[Items listed in a dataset]
·····
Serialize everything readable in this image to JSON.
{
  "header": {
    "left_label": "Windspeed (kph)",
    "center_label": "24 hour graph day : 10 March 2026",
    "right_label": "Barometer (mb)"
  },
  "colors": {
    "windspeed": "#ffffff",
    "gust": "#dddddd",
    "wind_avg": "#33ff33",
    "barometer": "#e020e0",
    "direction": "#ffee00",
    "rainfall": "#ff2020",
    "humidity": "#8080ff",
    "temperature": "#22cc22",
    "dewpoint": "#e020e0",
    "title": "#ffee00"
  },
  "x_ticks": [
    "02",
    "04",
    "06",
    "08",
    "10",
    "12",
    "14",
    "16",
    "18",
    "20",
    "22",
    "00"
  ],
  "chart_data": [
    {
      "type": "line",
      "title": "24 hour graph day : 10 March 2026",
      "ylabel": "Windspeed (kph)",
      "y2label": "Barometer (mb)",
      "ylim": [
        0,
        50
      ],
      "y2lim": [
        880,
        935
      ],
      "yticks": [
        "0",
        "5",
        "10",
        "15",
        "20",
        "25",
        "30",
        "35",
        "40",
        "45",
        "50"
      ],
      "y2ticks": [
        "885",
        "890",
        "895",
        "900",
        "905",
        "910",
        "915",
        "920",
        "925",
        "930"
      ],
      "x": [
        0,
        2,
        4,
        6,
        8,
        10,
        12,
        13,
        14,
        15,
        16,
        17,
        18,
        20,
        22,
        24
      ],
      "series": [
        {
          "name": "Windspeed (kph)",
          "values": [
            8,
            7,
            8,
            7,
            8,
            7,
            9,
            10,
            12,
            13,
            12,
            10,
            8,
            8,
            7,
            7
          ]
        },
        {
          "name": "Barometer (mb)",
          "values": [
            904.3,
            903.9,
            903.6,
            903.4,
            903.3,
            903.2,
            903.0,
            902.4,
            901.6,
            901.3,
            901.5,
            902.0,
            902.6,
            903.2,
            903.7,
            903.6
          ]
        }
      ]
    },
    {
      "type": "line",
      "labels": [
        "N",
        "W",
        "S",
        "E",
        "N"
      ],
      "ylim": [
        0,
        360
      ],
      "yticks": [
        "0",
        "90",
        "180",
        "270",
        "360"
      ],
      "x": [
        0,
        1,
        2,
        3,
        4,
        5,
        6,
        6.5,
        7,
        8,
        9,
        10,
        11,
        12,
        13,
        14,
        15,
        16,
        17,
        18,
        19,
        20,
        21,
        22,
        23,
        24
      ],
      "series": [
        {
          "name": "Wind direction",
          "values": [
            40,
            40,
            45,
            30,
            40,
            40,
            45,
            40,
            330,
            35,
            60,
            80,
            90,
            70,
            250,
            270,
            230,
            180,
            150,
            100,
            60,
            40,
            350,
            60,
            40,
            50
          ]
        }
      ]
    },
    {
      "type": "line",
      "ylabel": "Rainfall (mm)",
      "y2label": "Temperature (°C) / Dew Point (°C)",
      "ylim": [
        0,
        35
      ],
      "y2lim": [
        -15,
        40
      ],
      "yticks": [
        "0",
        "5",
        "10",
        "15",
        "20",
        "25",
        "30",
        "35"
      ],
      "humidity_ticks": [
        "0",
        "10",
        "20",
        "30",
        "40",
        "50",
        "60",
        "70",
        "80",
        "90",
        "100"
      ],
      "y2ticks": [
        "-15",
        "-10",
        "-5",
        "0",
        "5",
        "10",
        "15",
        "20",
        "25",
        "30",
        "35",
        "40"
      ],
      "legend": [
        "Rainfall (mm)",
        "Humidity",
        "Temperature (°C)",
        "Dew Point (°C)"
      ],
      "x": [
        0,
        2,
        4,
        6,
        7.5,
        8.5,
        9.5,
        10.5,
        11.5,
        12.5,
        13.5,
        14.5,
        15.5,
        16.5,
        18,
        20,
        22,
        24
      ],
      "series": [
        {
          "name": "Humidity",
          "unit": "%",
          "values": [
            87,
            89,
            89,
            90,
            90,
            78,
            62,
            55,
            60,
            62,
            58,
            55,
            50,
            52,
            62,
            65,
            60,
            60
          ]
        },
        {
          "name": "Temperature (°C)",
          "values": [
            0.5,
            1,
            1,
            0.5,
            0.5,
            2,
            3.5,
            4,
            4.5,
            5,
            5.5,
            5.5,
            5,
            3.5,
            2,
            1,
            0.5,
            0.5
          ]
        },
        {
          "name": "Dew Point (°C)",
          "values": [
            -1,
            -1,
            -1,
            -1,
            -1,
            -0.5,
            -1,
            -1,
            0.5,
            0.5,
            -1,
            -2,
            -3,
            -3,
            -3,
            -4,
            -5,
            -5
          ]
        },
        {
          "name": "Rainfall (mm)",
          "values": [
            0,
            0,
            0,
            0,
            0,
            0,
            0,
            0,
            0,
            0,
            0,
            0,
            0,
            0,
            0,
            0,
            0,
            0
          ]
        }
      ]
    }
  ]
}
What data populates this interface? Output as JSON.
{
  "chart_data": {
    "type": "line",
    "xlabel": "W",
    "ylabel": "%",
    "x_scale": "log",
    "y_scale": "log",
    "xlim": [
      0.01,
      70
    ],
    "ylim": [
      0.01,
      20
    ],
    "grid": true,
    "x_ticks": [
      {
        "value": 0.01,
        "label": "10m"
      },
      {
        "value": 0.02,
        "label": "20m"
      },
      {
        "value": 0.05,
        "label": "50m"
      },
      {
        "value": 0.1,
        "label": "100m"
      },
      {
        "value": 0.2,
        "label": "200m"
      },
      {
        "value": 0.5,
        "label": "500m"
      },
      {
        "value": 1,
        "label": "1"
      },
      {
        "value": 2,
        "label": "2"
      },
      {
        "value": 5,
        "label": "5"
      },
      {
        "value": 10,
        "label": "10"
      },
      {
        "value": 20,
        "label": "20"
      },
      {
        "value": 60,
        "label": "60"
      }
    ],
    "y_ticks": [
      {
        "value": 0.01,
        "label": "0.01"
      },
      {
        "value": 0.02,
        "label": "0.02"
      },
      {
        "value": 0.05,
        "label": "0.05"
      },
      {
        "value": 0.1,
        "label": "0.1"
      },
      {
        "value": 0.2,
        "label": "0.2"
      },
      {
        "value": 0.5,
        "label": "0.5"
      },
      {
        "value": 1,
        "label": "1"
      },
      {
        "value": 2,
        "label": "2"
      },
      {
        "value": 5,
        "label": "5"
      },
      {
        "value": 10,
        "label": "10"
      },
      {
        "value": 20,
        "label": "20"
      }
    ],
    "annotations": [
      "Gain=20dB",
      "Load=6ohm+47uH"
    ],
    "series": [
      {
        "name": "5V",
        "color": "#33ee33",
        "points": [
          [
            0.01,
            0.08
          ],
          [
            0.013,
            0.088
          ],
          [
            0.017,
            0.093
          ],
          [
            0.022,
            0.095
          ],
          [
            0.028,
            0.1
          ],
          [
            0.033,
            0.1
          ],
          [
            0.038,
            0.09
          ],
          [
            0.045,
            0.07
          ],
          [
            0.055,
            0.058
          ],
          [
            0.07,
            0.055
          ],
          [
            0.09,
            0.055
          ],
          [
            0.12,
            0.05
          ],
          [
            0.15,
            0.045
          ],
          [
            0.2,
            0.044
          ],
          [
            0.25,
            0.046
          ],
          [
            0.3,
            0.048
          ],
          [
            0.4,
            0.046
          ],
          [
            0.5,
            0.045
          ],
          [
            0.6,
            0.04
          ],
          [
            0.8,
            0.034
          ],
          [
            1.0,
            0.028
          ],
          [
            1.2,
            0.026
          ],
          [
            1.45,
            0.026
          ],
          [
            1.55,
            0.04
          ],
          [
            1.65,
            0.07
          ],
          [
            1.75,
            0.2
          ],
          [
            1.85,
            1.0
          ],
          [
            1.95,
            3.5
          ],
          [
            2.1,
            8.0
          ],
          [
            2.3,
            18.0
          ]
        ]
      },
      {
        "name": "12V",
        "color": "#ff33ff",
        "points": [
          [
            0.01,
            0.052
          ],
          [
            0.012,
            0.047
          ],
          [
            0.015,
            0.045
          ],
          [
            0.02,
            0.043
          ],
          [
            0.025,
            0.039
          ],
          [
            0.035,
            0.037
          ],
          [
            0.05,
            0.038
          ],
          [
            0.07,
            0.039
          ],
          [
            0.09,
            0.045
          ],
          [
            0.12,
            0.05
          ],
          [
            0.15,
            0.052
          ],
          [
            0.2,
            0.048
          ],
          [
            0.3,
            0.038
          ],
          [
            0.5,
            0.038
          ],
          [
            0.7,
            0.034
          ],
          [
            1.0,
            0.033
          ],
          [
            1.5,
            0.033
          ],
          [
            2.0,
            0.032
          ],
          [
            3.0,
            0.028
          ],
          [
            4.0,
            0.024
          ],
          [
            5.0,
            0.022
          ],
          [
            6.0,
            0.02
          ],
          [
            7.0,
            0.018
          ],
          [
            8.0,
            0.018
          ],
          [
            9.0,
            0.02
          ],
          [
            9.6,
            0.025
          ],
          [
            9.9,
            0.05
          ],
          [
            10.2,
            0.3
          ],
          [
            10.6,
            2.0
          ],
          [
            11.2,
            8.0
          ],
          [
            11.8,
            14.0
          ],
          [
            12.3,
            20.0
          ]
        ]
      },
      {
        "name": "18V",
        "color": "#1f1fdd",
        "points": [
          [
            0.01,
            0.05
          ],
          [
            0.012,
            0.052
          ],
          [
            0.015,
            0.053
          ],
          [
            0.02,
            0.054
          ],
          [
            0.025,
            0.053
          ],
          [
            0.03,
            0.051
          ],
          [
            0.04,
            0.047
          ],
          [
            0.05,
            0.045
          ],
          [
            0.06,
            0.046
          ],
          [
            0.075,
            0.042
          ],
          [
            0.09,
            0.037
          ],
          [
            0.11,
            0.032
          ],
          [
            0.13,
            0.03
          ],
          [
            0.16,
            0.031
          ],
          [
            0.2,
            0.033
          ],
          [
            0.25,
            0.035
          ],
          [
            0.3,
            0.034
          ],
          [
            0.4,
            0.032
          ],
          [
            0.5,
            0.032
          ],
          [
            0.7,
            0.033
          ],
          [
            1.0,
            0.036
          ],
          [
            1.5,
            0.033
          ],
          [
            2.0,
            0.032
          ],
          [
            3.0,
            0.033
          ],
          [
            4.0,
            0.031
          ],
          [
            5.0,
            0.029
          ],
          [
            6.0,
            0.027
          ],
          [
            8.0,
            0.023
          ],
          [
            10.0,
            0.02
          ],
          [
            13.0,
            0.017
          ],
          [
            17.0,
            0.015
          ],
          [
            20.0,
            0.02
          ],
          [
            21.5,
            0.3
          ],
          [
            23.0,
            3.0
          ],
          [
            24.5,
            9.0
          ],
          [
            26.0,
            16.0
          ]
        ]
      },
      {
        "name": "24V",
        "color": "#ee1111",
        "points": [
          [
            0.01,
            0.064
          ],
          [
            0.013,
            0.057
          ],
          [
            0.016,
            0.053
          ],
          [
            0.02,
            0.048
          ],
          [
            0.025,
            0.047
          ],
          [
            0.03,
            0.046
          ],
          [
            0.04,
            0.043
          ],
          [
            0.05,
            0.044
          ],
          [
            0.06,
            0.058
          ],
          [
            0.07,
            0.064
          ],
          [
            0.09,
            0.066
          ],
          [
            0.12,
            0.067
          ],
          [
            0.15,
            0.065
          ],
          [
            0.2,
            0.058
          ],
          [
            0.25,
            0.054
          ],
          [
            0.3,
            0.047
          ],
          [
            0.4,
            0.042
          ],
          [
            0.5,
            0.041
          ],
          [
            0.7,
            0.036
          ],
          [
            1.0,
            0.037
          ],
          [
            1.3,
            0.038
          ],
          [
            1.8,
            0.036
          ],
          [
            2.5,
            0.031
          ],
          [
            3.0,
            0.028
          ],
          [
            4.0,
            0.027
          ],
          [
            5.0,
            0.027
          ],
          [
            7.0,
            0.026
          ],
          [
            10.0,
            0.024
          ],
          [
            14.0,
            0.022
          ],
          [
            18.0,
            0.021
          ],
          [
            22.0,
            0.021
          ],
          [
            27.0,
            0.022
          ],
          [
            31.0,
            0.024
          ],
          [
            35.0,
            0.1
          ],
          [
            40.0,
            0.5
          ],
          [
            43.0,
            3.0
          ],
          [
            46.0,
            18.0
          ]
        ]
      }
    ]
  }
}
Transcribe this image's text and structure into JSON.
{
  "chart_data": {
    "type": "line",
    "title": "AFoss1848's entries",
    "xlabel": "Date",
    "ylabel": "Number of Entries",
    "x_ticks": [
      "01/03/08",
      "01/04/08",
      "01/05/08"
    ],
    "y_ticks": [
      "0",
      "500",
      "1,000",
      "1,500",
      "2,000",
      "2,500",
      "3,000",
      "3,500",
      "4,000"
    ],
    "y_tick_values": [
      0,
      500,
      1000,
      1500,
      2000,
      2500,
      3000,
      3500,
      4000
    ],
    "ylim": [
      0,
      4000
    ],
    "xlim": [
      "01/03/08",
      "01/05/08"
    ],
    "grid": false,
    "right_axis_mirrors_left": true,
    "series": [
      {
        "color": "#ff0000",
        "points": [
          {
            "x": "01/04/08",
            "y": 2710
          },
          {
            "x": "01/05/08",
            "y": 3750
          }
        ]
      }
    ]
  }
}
·····
SET TASK: Repeat word for word each line from the one with "Transcribe this image's" to the end of the records above, inclusive.

TASK SOLUTION:
Transcribe this image's text and structure into JSON.
{
  "chart_data": {
    "type": "line",
    "title": "AFoss1848's entries",
    "xlabel": "Date",
    "ylabel": "Number of Entries",
    "x_ticks": [
      "01/03/08",
      "01/04/08",
      "01/05/08"
    ],
    "y_ticks": [
      "0",
      "500",
      "1,000",
      "1,500",
      "2,000",
      "2,500",
      "3,000",
      "3,500",
      "4,000"
    ],
    "y_tick_values": [
      0,
      500,
      1000,
      1500,
      2000,
      2500,
      3000,
      3500,
      4000
    ],
    "ylim": [
      0,
      4000
    ],
    "xlim": [
      "01/03/08",
      "01/05/08"
    ],
    "grid": false,
    "right_axis_mirrors_left": true,
    "series": [
      {
        "color": "#ff0000",
        "points": [
          {
            "x": "01/04/08",
            "y": 2710
          },
          {
            "x": "01/05/08",
            "y": 3750
          }
        ]
      }
    ]
  }
}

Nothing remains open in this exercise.